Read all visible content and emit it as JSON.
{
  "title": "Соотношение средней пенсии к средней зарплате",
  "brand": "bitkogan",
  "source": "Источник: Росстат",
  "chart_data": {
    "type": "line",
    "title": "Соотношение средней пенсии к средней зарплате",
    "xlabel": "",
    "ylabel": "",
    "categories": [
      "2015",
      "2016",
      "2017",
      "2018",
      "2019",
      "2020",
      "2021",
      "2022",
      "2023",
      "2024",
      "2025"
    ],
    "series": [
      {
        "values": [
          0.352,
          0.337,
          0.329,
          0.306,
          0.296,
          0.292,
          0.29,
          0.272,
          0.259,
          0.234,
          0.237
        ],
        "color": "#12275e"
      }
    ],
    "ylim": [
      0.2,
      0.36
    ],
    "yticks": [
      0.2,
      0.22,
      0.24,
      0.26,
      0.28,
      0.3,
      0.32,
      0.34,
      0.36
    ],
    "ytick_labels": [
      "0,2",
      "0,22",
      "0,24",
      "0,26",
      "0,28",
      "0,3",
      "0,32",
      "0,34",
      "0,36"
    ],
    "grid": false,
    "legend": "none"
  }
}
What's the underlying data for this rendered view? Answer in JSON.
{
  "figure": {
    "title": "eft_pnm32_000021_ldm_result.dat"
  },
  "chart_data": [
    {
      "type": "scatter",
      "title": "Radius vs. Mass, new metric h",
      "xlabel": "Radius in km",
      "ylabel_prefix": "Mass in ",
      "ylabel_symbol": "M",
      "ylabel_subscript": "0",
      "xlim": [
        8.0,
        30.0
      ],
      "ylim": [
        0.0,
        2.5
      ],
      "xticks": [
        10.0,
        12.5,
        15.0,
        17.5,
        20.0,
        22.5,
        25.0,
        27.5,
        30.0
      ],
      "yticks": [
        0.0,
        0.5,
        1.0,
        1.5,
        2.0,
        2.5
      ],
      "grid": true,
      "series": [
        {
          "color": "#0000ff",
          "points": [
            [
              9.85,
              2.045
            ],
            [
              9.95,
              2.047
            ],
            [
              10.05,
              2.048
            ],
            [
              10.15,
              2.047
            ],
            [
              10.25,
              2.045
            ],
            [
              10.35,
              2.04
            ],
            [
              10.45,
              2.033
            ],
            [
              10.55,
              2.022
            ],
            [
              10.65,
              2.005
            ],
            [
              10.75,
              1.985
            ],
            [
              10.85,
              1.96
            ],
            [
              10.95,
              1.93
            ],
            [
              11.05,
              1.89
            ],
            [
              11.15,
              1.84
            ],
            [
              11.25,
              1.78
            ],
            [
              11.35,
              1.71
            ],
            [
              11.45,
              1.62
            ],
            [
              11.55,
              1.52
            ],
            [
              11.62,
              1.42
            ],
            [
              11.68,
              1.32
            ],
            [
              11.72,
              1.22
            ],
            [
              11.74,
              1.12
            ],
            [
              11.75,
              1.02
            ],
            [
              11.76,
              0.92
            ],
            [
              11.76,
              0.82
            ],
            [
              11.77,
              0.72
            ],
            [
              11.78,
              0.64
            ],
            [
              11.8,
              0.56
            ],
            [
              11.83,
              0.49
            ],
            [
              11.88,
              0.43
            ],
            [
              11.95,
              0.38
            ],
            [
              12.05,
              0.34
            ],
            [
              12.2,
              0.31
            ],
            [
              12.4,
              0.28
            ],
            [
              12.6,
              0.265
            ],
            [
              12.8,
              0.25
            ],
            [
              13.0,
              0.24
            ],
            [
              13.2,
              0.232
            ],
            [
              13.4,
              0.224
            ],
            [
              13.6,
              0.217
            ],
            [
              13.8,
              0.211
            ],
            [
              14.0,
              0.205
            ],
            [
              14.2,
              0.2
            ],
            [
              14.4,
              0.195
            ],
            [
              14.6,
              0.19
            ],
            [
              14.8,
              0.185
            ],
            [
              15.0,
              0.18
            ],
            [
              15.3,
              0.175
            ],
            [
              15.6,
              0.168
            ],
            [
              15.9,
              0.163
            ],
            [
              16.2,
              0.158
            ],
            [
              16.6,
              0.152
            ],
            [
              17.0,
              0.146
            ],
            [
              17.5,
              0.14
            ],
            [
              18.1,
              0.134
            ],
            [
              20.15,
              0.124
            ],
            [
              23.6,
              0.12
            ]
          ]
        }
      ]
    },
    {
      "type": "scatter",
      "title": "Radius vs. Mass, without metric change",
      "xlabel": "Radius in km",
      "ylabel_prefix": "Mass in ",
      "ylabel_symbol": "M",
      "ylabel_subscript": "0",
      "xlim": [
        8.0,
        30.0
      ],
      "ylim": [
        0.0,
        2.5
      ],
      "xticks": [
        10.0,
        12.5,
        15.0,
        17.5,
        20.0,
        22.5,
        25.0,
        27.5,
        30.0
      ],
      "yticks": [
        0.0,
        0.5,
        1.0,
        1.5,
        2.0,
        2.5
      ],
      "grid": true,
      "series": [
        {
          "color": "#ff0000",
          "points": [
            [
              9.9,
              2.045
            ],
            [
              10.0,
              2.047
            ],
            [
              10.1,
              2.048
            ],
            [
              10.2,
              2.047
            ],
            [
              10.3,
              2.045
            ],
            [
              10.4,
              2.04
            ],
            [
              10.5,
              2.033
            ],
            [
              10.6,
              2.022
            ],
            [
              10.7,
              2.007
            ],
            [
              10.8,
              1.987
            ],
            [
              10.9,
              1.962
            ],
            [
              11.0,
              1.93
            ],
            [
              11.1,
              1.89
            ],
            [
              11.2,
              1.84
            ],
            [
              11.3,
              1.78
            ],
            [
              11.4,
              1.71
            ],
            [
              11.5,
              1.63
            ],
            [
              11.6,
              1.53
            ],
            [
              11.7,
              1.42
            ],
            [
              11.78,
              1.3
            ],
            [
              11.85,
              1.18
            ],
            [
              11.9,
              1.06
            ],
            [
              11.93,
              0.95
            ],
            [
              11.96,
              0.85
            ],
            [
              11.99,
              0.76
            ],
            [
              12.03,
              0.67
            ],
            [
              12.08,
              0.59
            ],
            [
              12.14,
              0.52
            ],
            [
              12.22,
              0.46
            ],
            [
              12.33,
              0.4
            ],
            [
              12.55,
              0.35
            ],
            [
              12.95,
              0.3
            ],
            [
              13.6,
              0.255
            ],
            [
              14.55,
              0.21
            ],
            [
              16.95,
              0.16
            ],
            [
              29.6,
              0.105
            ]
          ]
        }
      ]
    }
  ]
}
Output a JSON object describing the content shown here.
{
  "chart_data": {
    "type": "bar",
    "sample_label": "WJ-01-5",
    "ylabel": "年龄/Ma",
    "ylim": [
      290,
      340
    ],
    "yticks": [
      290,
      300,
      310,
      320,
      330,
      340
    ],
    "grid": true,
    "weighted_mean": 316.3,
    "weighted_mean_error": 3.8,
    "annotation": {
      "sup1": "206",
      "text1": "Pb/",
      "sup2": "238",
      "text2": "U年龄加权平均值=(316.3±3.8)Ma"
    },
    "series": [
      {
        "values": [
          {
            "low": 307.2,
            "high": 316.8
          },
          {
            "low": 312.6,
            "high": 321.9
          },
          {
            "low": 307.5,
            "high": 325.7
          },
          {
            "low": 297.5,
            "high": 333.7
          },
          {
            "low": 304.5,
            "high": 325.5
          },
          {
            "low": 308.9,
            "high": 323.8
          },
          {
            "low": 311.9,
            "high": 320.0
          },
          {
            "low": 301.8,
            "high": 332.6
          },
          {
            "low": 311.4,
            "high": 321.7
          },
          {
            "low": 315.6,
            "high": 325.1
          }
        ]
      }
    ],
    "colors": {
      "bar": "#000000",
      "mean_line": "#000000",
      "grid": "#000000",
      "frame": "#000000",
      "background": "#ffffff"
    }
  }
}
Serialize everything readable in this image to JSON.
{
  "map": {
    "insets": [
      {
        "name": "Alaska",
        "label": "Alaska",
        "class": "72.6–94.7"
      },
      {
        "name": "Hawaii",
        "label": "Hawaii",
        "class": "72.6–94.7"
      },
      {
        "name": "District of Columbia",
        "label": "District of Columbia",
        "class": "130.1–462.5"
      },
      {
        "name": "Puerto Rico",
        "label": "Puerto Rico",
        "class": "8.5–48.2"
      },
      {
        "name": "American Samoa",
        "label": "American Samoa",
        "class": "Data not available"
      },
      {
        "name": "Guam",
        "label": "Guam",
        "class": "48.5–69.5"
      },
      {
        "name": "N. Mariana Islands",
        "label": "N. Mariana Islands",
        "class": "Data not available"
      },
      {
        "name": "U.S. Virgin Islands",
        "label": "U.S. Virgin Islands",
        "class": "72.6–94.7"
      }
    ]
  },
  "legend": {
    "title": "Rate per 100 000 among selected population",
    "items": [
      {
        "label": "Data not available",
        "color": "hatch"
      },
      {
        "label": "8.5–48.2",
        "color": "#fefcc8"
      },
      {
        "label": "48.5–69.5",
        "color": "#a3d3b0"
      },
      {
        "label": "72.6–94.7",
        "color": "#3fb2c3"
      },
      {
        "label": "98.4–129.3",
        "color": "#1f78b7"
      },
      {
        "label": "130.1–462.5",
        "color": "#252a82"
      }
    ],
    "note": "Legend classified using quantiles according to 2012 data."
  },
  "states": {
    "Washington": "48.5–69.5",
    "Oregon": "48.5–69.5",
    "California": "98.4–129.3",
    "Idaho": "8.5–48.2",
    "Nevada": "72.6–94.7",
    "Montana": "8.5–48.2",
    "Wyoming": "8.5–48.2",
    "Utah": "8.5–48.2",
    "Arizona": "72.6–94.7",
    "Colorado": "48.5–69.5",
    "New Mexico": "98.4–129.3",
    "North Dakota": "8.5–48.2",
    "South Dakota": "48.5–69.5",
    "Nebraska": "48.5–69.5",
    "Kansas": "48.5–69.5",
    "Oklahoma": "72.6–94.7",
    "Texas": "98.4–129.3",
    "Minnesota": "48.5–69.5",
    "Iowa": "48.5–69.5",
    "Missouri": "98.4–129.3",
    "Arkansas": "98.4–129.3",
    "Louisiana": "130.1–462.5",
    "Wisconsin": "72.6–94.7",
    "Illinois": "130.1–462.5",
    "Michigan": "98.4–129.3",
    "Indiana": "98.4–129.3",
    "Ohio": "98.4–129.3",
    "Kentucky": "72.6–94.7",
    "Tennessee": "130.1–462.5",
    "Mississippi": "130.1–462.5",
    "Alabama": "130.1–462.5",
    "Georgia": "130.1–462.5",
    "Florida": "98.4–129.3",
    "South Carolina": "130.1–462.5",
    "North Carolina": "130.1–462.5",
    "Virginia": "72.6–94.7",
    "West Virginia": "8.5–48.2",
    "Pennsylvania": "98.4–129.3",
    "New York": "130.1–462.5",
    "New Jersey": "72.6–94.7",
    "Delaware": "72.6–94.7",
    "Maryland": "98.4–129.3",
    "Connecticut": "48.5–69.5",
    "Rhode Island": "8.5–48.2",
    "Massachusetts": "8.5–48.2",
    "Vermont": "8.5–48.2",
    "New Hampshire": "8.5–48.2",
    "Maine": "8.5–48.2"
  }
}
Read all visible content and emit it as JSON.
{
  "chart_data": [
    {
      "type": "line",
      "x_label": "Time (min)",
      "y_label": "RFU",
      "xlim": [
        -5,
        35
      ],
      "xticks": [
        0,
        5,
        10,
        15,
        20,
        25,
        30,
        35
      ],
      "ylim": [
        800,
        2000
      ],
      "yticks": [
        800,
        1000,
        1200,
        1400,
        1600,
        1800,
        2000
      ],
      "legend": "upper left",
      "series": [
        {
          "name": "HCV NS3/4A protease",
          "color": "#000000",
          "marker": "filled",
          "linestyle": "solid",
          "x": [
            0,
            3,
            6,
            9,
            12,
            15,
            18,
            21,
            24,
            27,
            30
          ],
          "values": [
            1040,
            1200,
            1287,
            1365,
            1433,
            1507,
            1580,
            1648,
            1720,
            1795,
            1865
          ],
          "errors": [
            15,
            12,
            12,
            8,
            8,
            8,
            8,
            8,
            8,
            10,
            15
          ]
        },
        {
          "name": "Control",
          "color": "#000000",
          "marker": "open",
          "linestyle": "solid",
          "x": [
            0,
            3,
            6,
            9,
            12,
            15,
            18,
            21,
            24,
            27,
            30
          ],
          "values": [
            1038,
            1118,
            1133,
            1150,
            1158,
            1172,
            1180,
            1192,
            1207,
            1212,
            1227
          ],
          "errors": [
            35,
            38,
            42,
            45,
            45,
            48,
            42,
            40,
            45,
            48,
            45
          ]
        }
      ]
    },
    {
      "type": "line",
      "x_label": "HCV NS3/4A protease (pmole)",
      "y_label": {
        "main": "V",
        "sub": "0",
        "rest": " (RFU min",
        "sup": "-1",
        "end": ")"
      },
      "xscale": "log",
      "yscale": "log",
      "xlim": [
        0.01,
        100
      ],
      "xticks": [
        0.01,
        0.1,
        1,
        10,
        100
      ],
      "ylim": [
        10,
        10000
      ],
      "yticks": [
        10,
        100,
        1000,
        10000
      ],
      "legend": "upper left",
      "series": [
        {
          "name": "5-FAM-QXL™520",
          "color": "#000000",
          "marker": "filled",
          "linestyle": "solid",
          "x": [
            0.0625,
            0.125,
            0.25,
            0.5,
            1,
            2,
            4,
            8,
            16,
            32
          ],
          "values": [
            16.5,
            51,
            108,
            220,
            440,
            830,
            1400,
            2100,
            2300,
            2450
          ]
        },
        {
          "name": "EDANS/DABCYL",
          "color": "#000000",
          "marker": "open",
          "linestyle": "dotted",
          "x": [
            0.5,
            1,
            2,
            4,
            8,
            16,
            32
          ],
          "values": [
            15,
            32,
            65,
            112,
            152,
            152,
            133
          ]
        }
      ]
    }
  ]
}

━━━━━━━━━━

● WHAT IS NEEDED:
Take each line containing the string "Samoa" and copy it out.

● COMPLETE ANSWER:
        "name": "American Samoa",
        "label": "American Samoa",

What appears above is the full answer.